> **Figure record listings**
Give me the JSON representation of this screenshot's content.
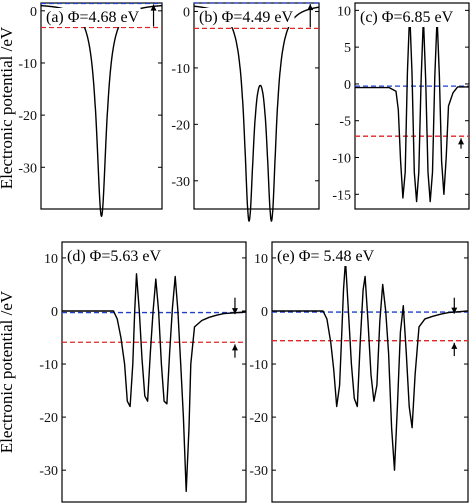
{
  "figure": {
    "ylabel_top": "Electronic potential /eV",
    "ylabel_bottom": "Electronic potential /eV"
  },
  "chart_data": [
    {
      "type": "line",
      "panel": "(a)",
      "title": "(a) Φ=4.68 eV",
      "ylim": [
        -38,
        1.5
      ],
      "yticks": [
        0,
        -10,
        -20,
        -30
      ],
      "ytick_labels": [
        "0",
        "-10",
        "-20",
        "-30"
      ],
      "reference_lines": [
        {
          "name": "vacuum level",
          "y": 1.4,
          "color": "#1f3fcf",
          "style": "dashed"
        },
        {
          "name": "Fermi level",
          "y": -3.2,
          "color": "#e0262a",
          "style": "dashed"
        }
      ],
      "arrows": [
        {
          "x": 0.93,
          "from": -3.0,
          "to": 1.2
        }
      ],
      "series": [
        {
          "color": "#000000",
          "baseline": 1.4,
          "peaks": [
            {
              "x": 0.5,
              "depth": -39.4,
              "width": 0.05
            }
          ]
        }
      ]
    },
    {
      "type": "line",
      "panel": "(b)",
      "title": "(b) Φ=4.49 eV",
      "ylim": [
        -35,
        1.5
      ],
      "yticks": [
        0,
        -10,
        -20,
        -30
      ],
      "ytick_labels": [
        "0",
        "-10",
        "-20",
        "-30"
      ],
      "reference_lines": [
        {
          "name": "vacuum level",
          "y": 1.5,
          "color": "#1f3fcf",
          "style": "dashed"
        },
        {
          "name": "Fermi level",
          "y": -3.0,
          "color": "#e0262a",
          "style": "dashed"
        }
      ],
      "arrows": [
        {
          "x": 0.93,
          "from": -2.8,
          "to": 1.3
        }
      ],
      "series": [
        {
          "color": "#000000",
          "baseline": 1.5,
          "peaks": [
            {
              "x": 0.44,
              "depth": -35.0,
              "width": 0.045
            },
            {
              "x": 0.62,
              "depth": -35.0,
              "width": 0.045
            }
          ]
        }
      ]
    },
    {
      "type": "line",
      "panel": "(c)",
      "title": "(c) Φ=6.85 eV",
      "ylim": [
        -17,
        11
      ],
      "yticks": [
        10,
        5,
        0,
        -5,
        -10,
        -15
      ],
      "ytick_labels": [
        "10",
        "5",
        "0",
        "-5",
        "-10",
        "-15"
      ],
      "reference_lines": [
        {
          "name": "vacuum level",
          "y": -0.3,
          "color": "#1f3fcf",
          "style": "dashed"
        },
        {
          "name": "Fermi level",
          "y": -7.1,
          "color": "#e0262a",
          "style": "dashed"
        }
      ],
      "arrows": [
        {
          "x": 0.93,
          "from": -8.8,
          "to": -7.4
        }
      ],
      "series": [
        {
          "color": "#000000",
          "baseline": -0.3,
          "points": [
            [
              0.0,
              -0.5
            ],
            [
              0.3,
              -0.5
            ],
            [
              0.36,
              -1.0
            ],
            [
              0.38,
              -3.5
            ],
            [
              0.4,
              -10.5
            ],
            [
              0.42,
              -15.5
            ],
            [
              0.44,
              -12.0
            ],
            [
              0.46,
              1.5
            ],
            [
              0.48,
              9.8
            ],
            [
              0.5,
              1.5
            ],
            [
              0.52,
              -12.0
            ],
            [
              0.54,
              -16.0
            ],
            [
              0.56,
              -12.0
            ],
            [
              0.58,
              0.5
            ],
            [
              0.6,
              9.0
            ],
            [
              0.62,
              0.5
            ],
            [
              0.64,
              -12.0
            ],
            [
              0.66,
              -16.0
            ],
            [
              0.68,
              -12.0
            ],
            [
              0.7,
              1.0
            ],
            [
              0.72,
              9.0
            ],
            [
              0.74,
              1.0
            ],
            [
              0.76,
              -10.5
            ],
            [
              0.78,
              -15.0
            ],
            [
              0.8,
              -10.0
            ],
            [
              0.82,
              -3.0
            ],
            [
              0.86,
              -1.2
            ],
            [
              0.9,
              -0.4
            ],
            [
              1.0,
              -0.4
            ]
          ]
        }
      ]
    },
    {
      "type": "line",
      "panel": "(d)",
      "title": "(d) Φ=5.63 eV",
      "ylim": [
        -36,
        13
      ],
      "yticks": [
        10,
        0,
        -10,
        -20,
        -30
      ],
      "ytick_labels": [
        "10",
        "0",
        "-10",
        "-20",
        "-30"
      ],
      "reference_lines": [
        {
          "name": "vacuum level",
          "y": -0.3,
          "color": "#1f3fcf",
          "style": "dashed"
        },
        {
          "name": "Fermi level",
          "y": -5.9,
          "color": "#e0262a",
          "style": "dashed"
        }
      ],
      "arrows": [
        {
          "x": 0.94,
          "from": 2.5,
          "to": -0.6
        },
        {
          "x": 0.94,
          "from": -8.8,
          "to": -6.3
        }
      ],
      "series": [
        {
          "color": "#000000",
          "baseline": -0.3,
          "points": [
            [
              0.0,
              0.0
            ],
            [
              0.28,
              0.0
            ],
            [
              0.3,
              -1.5
            ],
            [
              0.32,
              -5.0
            ],
            [
              0.34,
              -10.0
            ],
            [
              0.355,
              -17.0
            ],
            [
              0.37,
              -18.0
            ],
            [
              0.385,
              -10.0
            ],
            [
              0.395,
              0.0
            ],
            [
              0.405,
              7.0
            ],
            [
              0.42,
              0.0
            ],
            [
              0.435,
              -9.0
            ],
            [
              0.45,
              -16.0
            ],
            [
              0.465,
              -17.0
            ],
            [
              0.48,
              -8.0
            ],
            [
              0.495,
              0.0
            ],
            [
              0.51,
              6.0
            ],
            [
              0.525,
              0.0
            ],
            [
              0.54,
              -10.0
            ],
            [
              0.555,
              -17.0
            ],
            [
              0.57,
              -17.5
            ],
            [
              0.585,
              -8.0
            ],
            [
              0.6,
              0.5
            ],
            [
              0.615,
              6.5
            ],
            [
              0.63,
              0.0
            ],
            [
              0.645,
              -10.0
            ],
            [
              0.66,
              -20.0
            ],
            [
              0.675,
              -34.0
            ],
            [
              0.69,
              -22.0
            ],
            [
              0.7,
              -10.0
            ],
            [
              0.72,
              -3.0
            ],
            [
              0.76,
              -1.8
            ],
            [
              0.8,
              -1.2
            ],
            [
              0.84,
              -0.8
            ],
            [
              0.88,
              -0.5
            ],
            [
              1.0,
              -0.2
            ]
          ]
        }
      ]
    },
    {
      "type": "line",
      "panel": "(e)",
      "title": "(e) Φ= 5.48 eV",
      "ylim": [
        -36,
        13
      ],
      "yticks": [
        10,
        0,
        -10,
        -20,
        -30
      ],
      "ytick_labels": [
        "10",
        "0",
        "-10",
        "-20",
        "-30"
      ],
      "reference_lines": [
        {
          "name": "vacuum level",
          "y": -0.2,
          "color": "#1f3fcf",
          "style": "dashed"
        },
        {
          "name": "Fermi level",
          "y": -5.6,
          "color": "#e0262a",
          "style": "dashed"
        }
      ],
      "arrows": [
        {
          "x": 0.93,
          "from": 2.5,
          "to": -0.5
        },
        {
          "x": 0.93,
          "from": -8.5,
          "to": -6.0
        }
      ],
      "series": [
        {
          "color": "#000000",
          "baseline": -0.2,
          "points": [
            [
              0.0,
              0.0
            ],
            [
              0.26,
              0.0
            ],
            [
              0.28,
              -1.5
            ],
            [
              0.3,
              -6.0
            ],
            [
              0.315,
              -11.0
            ],
            [
              0.33,
              -18.0
            ],
            [
              0.345,
              -14.0
            ],
            [
              0.355,
              -5.0
            ],
            [
              0.365,
              4.0
            ],
            [
              0.375,
              9.5
            ],
            [
              0.39,
              0.0
            ],
            [
              0.405,
              -10.0
            ],
            [
              0.42,
              -16.5
            ],
            [
              0.435,
              -18.0
            ],
            [
              0.45,
              -6.0
            ],
            [
              0.465,
              4.0
            ],
            [
              0.475,
              6.5
            ],
            [
              0.49,
              -2.0
            ],
            [
              0.505,
              -12.0
            ],
            [
              0.52,
              -17.0
            ],
            [
              0.535,
              -14.0
            ],
            [
              0.55,
              -2.0
            ],
            [
              0.565,
              5.0
            ],
            [
              0.58,
              0.0
            ],
            [
              0.595,
              -8.0
            ],
            [
              0.61,
              -22.0
            ],
            [
              0.625,
              -30.0
            ],
            [
              0.64,
              -18.0
            ],
            [
              0.655,
              -4.0
            ],
            [
              0.67,
              1.0
            ],
            [
              0.685,
              -8.0
            ],
            [
              0.7,
              -18.0
            ],
            [
              0.715,
              -22.0
            ],
            [
              0.73,
              -12.0
            ],
            [
              0.75,
              -3.0
            ],
            [
              0.78,
              -1.5
            ],
            [
              0.82,
              -1.0
            ],
            [
              0.86,
              -0.6
            ],
            [
              0.9,
              -0.3
            ],
            [
              1.0,
              0.0
            ]
          ]
        }
      ]
    }
  ]
}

> **Problem**
Each line holding "baseline" must be found and copied.

> **Result of this task**
          "baseline": 1.4,
          "baseline": 1.5,
          "baseline": -0.3,
          "baseline": -0.3,
          "baseline": -0.2,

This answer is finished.